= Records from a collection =
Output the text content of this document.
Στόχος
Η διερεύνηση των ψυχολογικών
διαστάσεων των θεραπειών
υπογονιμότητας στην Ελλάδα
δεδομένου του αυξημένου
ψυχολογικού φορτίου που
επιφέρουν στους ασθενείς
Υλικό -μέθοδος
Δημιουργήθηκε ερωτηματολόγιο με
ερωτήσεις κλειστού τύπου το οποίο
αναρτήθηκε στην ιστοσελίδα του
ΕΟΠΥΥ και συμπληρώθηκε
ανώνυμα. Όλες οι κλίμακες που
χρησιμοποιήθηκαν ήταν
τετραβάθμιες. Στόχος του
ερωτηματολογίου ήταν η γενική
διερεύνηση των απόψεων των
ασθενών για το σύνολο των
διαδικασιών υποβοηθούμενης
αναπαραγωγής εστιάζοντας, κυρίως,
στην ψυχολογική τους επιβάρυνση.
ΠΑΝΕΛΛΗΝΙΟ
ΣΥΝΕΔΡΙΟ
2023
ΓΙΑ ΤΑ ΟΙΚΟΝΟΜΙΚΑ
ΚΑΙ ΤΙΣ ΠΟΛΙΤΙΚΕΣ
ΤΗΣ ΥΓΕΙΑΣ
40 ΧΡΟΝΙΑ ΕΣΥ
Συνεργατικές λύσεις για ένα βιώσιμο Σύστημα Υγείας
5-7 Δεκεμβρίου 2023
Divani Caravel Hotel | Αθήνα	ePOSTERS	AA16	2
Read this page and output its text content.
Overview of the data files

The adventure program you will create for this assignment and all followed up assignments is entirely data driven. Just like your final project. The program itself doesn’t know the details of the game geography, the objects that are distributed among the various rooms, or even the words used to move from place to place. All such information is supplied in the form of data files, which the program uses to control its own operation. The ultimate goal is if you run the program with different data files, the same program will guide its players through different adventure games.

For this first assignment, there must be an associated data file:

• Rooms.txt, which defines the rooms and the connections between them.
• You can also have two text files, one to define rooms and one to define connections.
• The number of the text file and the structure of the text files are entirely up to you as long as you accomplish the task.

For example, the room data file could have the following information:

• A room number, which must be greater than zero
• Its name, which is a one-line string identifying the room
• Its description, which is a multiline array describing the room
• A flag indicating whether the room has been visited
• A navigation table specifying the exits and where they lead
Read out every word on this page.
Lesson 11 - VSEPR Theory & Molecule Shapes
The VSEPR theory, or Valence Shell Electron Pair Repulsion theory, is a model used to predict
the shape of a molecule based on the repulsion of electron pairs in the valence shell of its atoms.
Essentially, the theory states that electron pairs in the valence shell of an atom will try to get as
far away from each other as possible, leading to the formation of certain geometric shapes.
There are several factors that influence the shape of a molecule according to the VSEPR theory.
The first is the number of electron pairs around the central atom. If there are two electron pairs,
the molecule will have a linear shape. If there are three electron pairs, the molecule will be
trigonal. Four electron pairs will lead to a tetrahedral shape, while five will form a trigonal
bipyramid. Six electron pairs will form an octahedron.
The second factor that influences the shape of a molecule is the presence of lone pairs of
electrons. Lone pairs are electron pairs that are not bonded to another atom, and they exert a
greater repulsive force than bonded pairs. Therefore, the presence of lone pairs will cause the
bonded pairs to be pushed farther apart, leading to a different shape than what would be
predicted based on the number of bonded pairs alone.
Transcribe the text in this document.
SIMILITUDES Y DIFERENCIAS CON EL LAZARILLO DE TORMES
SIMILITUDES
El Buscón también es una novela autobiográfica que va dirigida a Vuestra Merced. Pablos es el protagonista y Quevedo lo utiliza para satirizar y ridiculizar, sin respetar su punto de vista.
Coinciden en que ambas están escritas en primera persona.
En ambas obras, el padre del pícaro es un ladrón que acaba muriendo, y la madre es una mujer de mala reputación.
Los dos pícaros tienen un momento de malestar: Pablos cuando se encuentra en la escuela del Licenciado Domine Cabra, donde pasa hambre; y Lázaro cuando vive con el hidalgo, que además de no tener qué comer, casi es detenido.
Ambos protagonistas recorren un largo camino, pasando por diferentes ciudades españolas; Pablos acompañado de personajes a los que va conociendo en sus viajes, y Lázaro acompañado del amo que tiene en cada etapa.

= WORK TO COMPLETE =
Exactly reproduce the material above.

= EXERCISE SOLUTION =
Output the text content of this document.
Στόχος
Η διερεύνηση των ψυχολογικών
διαστάσεων των θεραπειών
υπογονιμότητας στην Ελλάδα
δεδομένου του αυξημένου
ψυχολογικού φορτίου που
επιφέρουν στους ασθενείς
Υλικό -μέθοδος
Δημιουργήθηκε ερωτηματολόγιο με
ερωτήσεις κλειστού τύπου το οποίο
αναρτήθηκε στην ιστοσελίδα του
ΕΟΠΥΥ και συμπληρώθηκε
ανώνυμα. Όλες οι κλίμακες που
χρησιμοποιήθηκαν ήταν
τετραβάθμιες. Στόχος του
ερωτηματολογίου ήταν η γενική
διερεύνηση των απόψεων των
ασθενών για το σύνολο των
διαδικασιών υποβοηθούμενης
αναπαραγωγής εστιάζοντας, κυρίως,
στην ψυχολογική τους επιβάρυνση.
ΠΑΝΕΛΛΗΝΙΟ
ΣΥΝΕΔΡΙΟ
2023
ΓΙΑ ΤΑ ΟΙΚΟΝΟΜΙΚΑ
ΚΑΙ ΤΙΣ ΠΟΛΙΤΙΚΕΣ
ΤΗΣ ΥΓΕΙΑΣ
40 ΧΡΟΝΙΑ ΕΣΥ
Συνεργατικές λύσεις για ένα βιώσιμο Σύστημα Υγείας
5-7 Δεκεμβρίου 2023
Divani Caravel Hotel | Αθήνα	ePOSTERS	AA16	2
Read this page and output its text content.
Overview of the data files

The adventure program you will create for this assignment and all followed up assignments is entirely data driven. Just like your final project. The program itself doesn’t know the details of the game geography, the objects that are distributed among the various rooms, or even the words used to move from place to place. All such information is supplied in the form of data files, which the program uses to control its own operation. The ultimate goal is if you run the program with different data files, the same program will guide its players through different adventure games.

For this first assignment, there must be an associated data file:

• Rooms.txt, which defines the rooms and the connections between them.
• You can also have two text files, one to define rooms and one to define connections.
• The number of the text file and the structure of the text files are entirely up to you as long as you accomplish the task.

For example, the room data file could have the following information:

• A room number, which must be greater than zero
• Its name, which is a one-line string identifying the room
• Its description, which is a multiline array describing the room
• A flag indicating whether the room has been visited
• A navigation table specifying the exits and where they lead
Read out every word on this page.
Lesson 11 - VSEPR Theory & Molecule Shapes
The VSEPR theory, or Valence Shell Electron Pair Repulsion theory, is a model used to predict
the shape of a molecule based on the repulsion of electron pairs in the valence shell of its atoms.
Essentially, the theory states that electron pairs in the valence shell of an atom will try to get as
far away from each other as possible, leading to the formation of certain geometric shapes.
There are several factors that influence the shape of a molecule according to the VSEPR theory.
The first is the number of electron pairs around the central atom. If there are two electron pairs,
the molecule will have a linear shape. If there are three electron pairs, the molecule will be
trigonal. Four electron pairs will lead to a tetrahedral shape, while five will form a trigonal
bipyramid. Six electron pairs will form an octahedron.
The second factor that influences the shape of a molecule is the presence of lone pairs of
electrons. Lone pairs are electron pairs that are not bonded to another atom, and they exert a
greater repulsive force than bonded pairs. Therefore, the presence of lone pairs will cause the
bonded pairs to be pushed farther apart, leading to a different shape than what would be
predicted based on the number of bonded pairs alone.
Transcribe the text in this document.
SIMILITUDES Y DIFERENCIAS CON EL LAZARILLO DE TORMES
SIMILITUDES
El Buscón también es una novela autobiográfica que va dirigida a Vuestra Merced. Pablos es el protagonista y Quevedo lo utiliza para satirizar y ridiculizar, sin respetar su punto de vista.
Coinciden en que ambas están escritas en primera persona.
En ambas obras, el padre del pícaro es un ladrón que acaba muriendo, y la madre es una mujer de mala reputación.
Los dos pícaros tienen un momento de malestar: Pablos cuando se encuentra en la escuela del Licenciado Domine Cabra, donde pasa hambre; y Lázaro cuando vive con el hidalgo, que además de no tener qué comer, casi es detenido.
Ambos protagonistas recorren un largo camino, pasando por diferentes ciudades españolas; Pablos acompañado de personajes a los que va conociendo en sus viajes, y Lázaro acompañado del amo que tiene en cada etapa.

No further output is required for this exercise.